Collected data:
====

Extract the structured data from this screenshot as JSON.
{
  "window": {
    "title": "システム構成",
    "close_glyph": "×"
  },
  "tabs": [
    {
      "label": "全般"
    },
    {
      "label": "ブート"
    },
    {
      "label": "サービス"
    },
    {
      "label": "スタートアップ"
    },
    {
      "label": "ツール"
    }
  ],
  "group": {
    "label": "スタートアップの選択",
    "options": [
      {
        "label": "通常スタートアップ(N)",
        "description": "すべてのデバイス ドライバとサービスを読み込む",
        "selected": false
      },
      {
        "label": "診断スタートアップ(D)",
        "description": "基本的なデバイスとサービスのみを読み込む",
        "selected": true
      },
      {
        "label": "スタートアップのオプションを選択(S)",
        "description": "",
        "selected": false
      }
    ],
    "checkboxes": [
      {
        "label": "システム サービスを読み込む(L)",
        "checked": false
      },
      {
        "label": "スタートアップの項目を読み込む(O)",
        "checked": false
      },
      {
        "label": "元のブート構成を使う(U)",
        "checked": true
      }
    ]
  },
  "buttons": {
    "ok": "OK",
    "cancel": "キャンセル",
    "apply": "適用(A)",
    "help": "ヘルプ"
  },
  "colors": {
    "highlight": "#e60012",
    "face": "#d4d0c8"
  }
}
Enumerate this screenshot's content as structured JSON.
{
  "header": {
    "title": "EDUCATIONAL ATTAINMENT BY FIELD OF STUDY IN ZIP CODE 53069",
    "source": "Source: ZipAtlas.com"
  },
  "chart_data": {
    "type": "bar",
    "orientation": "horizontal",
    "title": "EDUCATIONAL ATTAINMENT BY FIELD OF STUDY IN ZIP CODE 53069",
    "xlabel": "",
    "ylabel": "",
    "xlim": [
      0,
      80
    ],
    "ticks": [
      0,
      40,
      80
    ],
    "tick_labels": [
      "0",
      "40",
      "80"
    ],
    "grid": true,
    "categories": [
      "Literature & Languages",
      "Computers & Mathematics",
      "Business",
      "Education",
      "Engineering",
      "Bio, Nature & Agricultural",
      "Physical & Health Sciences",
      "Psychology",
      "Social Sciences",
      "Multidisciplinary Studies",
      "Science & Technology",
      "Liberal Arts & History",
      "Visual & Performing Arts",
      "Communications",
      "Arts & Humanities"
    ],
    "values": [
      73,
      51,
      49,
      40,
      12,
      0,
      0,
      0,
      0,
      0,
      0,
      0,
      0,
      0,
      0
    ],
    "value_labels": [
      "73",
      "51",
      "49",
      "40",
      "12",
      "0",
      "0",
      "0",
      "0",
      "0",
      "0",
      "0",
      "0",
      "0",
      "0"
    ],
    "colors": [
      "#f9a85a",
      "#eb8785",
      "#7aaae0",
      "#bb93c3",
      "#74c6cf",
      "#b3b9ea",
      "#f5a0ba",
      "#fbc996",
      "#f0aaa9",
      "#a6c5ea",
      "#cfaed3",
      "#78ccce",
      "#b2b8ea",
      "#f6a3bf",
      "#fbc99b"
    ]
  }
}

====

• **JOB**
Return each line of the data exactly as written above.

• **EXERCISE RESULT**
Extract the structured data from this screenshot as JSON.
{
  "window": {
    "title": "システム構成",
    "close_glyph": "×"
  },
  "tabs": [
    {
      "label": "全般"
    },
    {
      "label": "ブート"
    },
    {
      "label": "サービス"
    },
    {
      "label": "スタートアップ"
    },
    {
      "label": "ツール"
    }
  ],
  "group": {
    "label": "スタートアップの選択",
    "options": [
      {
        "label": "通常スタートアップ(N)",
        "description": "すべてのデバイス ドライバとサービスを読み込む",
        "selected": false
      },
      {
        "label": "診断スタートアップ(D)",
        "description": "基本的なデバイスとサービスのみを読み込む",
        "selected": true
      },
      {
        "label": "スタートアップのオプションを選択(S)",
        "description": "",
        "selected": false
      }
    ],
    "checkboxes": [
      {
        "label": "システム サービスを読み込む(L)",
        "checked": false
      },
      {
        "label": "スタートアップの項目を読み込む(O)",
        "checked": false
      },
      {
        "label": "元のブート構成を使う(U)",
        "checked": true
      }
    ]
  },
  "buttons": {
    "ok": "OK",
    "cancel": "キャンセル",
    "apply": "適用(A)",
    "help": "ヘルプ"
  },
  "colors": {
    "highlight": "#e60012",
    "face": "#d4d0c8"
  }
}
Enumerate this screenshot's content as structured JSON.
{
  "header": {
    "title": "EDUCATIONAL ATTAINMENT BY FIELD OF STUDY IN ZIP CODE 53069",
    "source": "Source: ZipAtlas.com"
  },
  "chart_data": {
    "type": "bar",
    "orientation": "horizontal",
    "title": "EDUCATIONAL ATTAINMENT BY FIELD OF STUDY IN ZIP CODE 53069",
    "xlabel": "",
    "ylabel": "",
    "xlim": [
      0,
      80
    ],
    "ticks": [
      0,
      40,
      80
    ],
    "tick_labels": [
      "0",
      "40",
      "80"
    ],
    "grid": true,
    "categories": [
      "Literature & Languages",
      "Computers & Mathematics",
      "Business",
      "Education",
      "Engineering",
      "Bio, Nature & Agricultural",
      "Physical & Health Sciences",
      "Psychology",
      "Social Sciences",
      "Multidisciplinary Studies",
      "Science & Technology",
      "Liberal Arts & History",
      "Visual & Performing Arts",
      "Communications",
      "Arts & Humanities"
    ],
    "values": [
      73,
      51,
      49,
      40,
      12,
      0,
      0,
      0,
      0,
      0,
      0,
      0,
      0,
      0,
      0
    ],
    "value_labels": [
      "73",
      "51",
      "49",
      "40",
      "12",
      "0",
      "0",
      "0",
      "0",
      "0",
      "0",
      "0",
      "0",
      "0",
      "0"
    ],
    "colors": [
      "#f9a85a",
      "#eb8785",
      "#7aaae0",
      "#bb93c3",
      "#74c6cf",
      "#b3b9ea",
      "#f5a0ba",
      "#fbc996",
      "#f0aaa9",
      "#a6c5ea",
      "#cfaed3",
      "#78ccce",
      "#b2b8ea",
      "#f6a3bf",
      "#fbc99b"
    ]
  }
}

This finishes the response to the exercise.